• Extract
>>>>>

If one (or more) of your inventory targets is something like a Kubernetes cluster (not a “real” host that Ansible reaches over ssh), you will probably want to use the local connection plugin, which you can do right from the inventory.yml file like this:

all:
  hosts:
    # Arguably not a host, but it plays one on TV
    my-kubernetes:
      ansible_connection: local

In such a case, you will want to exert control on ansible_python_interpreter so that the “remote” Python that Ansible invokes for tasks is the one inside the suitcase, it being conveniently guaranteed to have access to the SUITCASE_PIP_EXTRA packages (like, typically, kubernetes):

all:
  hosts:
    # Arguably not a host, but it plays one on TV
    my-kubernetes:
      ansible_connection: local
      ansible_python_interpreter: "{{ ansible_playbook_python }}"

If you have INI-style inventory, and despite the lack of a text quoting feature in that case, you could make it work by squeezing out all the whitespace from inside the mustaches, like this:

[all]
my-kubernetes      ansible_connection=local  ansible_python_interpreter={{ansible_playbook_python}}

Add -F /dev/null to all your ansible_ssh_common_args

  • Fact #1: most /etc/ssh/ssh_configs out there will have a stanza like
    SendEnv LANG LC_*
  • Fact #2: most remote /etc/ssh/sshd_configs will have a matching AcceptEnv stanza
  • Fact #3: facts #1 and #2 combined can be pretty convenient for interactive ssh sessions. However...
  • Fact #4: a lot of people have no clue how locales work. When using their code as part of some Ansible module, you don't want to have to debug why it works on your workstation (configured with French locale, except without Unicode), but not your intern's (which has German for LC_PAPER and Polish for everything else).
  • Fact #5: you don't really need a site- or user-wide ssh configuration file for Ansible to operate properly; see next § for more on this topic.

Therefore, consider telling Ansible to ignore ~/.ssh/config and /etc/ssh/config entirely:

all:
  vars:
    ansible_ssh_common_args: '-F /dev/null'

💡 The ssh(1) manpage suggests a theoretically less heavy-handed approach, using -o SendEnv='-LC_*' -o SendEnv=-LANG instead. The drawback of that, of course, is that it doesn't work in practice — The hyphen form of SendEnv doesn't appear to have any effect whatsoever on OpenSSH_9.0p1's ssh client (the one that Mac OS X Ventura ships with).

<<<<<

• Dataset extract

>>>>>

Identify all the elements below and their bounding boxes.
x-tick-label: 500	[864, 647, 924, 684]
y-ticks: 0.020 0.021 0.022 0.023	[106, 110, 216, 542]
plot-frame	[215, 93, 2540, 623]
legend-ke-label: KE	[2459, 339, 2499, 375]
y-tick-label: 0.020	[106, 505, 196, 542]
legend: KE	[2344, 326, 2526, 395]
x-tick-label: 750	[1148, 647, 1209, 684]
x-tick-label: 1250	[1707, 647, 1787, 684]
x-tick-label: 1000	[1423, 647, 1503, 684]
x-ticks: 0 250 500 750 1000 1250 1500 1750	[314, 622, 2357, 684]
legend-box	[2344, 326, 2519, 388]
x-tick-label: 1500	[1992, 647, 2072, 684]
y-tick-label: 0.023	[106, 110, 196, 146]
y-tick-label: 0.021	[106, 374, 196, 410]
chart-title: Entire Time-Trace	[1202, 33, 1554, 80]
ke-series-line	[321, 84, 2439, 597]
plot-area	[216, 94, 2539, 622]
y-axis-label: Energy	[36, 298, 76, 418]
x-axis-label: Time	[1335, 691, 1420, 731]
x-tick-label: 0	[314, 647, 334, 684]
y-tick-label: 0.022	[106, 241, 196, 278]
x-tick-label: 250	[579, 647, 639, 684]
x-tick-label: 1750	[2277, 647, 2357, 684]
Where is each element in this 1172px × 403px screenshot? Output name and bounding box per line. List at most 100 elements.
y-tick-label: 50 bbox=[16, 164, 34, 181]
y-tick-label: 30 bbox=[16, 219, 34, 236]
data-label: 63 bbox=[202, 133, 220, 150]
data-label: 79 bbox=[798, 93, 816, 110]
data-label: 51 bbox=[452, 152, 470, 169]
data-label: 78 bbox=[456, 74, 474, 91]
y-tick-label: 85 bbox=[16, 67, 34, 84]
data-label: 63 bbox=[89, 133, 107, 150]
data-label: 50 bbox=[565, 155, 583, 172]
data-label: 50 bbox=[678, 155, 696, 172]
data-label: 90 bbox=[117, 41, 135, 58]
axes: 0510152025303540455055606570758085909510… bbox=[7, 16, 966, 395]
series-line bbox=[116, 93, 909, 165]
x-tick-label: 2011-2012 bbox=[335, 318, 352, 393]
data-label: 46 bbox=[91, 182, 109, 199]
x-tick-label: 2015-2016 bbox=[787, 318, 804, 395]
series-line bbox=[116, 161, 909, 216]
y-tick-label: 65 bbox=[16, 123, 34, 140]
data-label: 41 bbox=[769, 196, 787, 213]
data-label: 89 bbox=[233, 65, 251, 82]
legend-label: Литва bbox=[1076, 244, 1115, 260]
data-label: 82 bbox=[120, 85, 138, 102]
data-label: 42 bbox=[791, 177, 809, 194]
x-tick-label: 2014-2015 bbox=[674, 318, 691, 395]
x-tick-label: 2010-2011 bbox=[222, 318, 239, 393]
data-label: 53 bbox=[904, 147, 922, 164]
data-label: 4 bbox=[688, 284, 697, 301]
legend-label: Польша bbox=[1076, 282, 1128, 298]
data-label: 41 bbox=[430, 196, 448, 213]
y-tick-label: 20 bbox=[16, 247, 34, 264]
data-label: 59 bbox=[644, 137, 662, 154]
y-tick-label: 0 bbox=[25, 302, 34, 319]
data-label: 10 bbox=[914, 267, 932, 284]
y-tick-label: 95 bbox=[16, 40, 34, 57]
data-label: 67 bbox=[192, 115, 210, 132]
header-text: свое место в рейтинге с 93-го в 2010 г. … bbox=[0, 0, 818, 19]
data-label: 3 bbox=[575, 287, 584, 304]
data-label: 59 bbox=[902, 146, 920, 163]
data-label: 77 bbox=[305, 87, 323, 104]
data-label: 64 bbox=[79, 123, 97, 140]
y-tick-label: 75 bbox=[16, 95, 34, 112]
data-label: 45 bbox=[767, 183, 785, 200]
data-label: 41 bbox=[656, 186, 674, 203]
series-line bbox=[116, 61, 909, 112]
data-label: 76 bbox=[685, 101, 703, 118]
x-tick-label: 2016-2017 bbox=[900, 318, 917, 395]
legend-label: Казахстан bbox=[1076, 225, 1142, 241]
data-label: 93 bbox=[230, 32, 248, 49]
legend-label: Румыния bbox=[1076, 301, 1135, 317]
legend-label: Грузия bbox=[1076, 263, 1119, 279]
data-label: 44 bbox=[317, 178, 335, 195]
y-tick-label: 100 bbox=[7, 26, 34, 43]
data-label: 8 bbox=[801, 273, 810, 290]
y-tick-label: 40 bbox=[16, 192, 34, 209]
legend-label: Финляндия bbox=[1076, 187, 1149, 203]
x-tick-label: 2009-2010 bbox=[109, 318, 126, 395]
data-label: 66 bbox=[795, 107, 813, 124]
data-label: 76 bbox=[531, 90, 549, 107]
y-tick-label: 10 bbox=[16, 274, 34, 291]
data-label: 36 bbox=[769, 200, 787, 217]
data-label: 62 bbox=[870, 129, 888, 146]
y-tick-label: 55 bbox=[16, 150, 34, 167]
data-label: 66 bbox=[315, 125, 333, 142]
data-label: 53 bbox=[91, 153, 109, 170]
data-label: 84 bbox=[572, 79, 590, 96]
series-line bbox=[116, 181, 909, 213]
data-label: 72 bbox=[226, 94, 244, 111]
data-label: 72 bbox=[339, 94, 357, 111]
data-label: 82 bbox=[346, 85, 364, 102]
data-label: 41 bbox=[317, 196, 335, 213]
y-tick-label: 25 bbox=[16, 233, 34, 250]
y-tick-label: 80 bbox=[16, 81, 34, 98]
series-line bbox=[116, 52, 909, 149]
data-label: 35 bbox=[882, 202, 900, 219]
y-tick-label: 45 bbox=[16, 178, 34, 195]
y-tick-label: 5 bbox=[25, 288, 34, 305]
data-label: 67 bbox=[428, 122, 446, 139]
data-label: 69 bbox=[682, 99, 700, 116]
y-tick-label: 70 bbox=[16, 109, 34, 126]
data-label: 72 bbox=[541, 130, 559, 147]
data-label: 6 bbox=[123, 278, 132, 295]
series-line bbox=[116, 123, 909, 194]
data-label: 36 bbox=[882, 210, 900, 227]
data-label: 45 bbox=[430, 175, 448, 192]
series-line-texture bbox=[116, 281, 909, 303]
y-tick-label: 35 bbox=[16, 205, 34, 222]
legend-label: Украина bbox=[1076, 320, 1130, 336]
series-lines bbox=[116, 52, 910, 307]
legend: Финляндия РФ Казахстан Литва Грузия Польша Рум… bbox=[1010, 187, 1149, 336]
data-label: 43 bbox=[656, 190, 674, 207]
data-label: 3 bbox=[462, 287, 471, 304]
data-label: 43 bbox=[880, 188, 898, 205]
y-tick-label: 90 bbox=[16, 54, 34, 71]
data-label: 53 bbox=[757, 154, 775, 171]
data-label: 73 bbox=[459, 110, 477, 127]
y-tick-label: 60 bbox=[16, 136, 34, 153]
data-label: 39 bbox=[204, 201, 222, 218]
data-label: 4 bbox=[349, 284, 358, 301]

<<<<<

• Required action A
Write out the passage of the Ansible inventory text from "If you have" to "ssh sessions. However...".
• Required action B
In the Ansible inventory text, which ssh client does the hyphen form of SendEnv appear to have no effect on?

• Answer area A
If you have INI-style inventory, and despite the lack of a text quoting feature in that case, you could make it work by squeezing out all the whitespace from inside the mustaches, like this:

[all]
my-kubernetes      ansible_connection=local  ansible_python_interpreter={{ansible_playbook_python}}

Add -F /dev/null to all your ansible_ssh_common_args

  • Fact #1: most /etc/ssh/ssh_configs out there will have a stanza like
    SendEnv LANG LC_*
  • Fact #2: most remote /etc/ssh/sshd_configs will have a matching AcceptEnv stanza
  • Fact #3: facts #1 and #2 combined can be pretty convenient for interactive ssh sessions. However...

• Answer area B
OpenSSH_9.0p1's ssh client, the one that ships with Mac OS X Ventura.